EXERCISE ->
Filter the listing below, copying every line in which the word "JSON" appears.
-=-=-
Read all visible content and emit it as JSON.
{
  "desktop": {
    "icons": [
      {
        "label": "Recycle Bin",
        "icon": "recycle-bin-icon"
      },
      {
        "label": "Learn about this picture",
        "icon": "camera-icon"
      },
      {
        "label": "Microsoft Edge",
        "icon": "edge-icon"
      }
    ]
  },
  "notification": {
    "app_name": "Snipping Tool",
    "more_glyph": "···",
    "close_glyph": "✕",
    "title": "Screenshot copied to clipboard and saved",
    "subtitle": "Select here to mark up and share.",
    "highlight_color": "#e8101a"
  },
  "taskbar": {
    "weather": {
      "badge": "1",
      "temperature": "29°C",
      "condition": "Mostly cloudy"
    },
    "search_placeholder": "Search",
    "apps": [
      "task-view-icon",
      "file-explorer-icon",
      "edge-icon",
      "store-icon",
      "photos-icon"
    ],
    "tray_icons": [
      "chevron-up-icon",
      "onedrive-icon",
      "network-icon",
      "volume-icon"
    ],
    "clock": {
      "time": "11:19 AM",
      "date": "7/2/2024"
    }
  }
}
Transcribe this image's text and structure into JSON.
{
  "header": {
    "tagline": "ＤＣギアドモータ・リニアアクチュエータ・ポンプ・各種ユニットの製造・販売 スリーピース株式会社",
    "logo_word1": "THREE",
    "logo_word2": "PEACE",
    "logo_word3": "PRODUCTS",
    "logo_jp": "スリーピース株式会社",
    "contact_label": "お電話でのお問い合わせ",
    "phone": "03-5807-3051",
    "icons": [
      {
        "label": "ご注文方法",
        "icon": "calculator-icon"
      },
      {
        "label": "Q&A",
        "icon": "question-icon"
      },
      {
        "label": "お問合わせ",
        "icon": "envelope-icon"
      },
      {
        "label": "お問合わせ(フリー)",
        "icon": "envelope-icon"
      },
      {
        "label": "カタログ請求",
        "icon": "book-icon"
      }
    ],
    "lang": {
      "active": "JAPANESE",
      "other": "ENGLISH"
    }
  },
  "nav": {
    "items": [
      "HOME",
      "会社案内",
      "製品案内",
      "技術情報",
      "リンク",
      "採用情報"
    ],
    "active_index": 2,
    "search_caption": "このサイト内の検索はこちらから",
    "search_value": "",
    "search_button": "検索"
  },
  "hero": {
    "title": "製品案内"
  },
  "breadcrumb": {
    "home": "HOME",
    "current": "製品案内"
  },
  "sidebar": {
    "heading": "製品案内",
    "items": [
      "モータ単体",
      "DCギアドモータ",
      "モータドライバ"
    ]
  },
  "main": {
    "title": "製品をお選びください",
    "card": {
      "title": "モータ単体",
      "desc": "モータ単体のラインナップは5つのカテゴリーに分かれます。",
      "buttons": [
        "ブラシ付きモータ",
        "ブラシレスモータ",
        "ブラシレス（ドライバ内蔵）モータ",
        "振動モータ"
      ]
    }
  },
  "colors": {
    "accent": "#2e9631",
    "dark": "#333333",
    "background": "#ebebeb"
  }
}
-=-=-
ANSWER FOR THIS EXERCISE ->
Read all visible content and emit it as JSON.
Transcribe this image's text and structure into JSON.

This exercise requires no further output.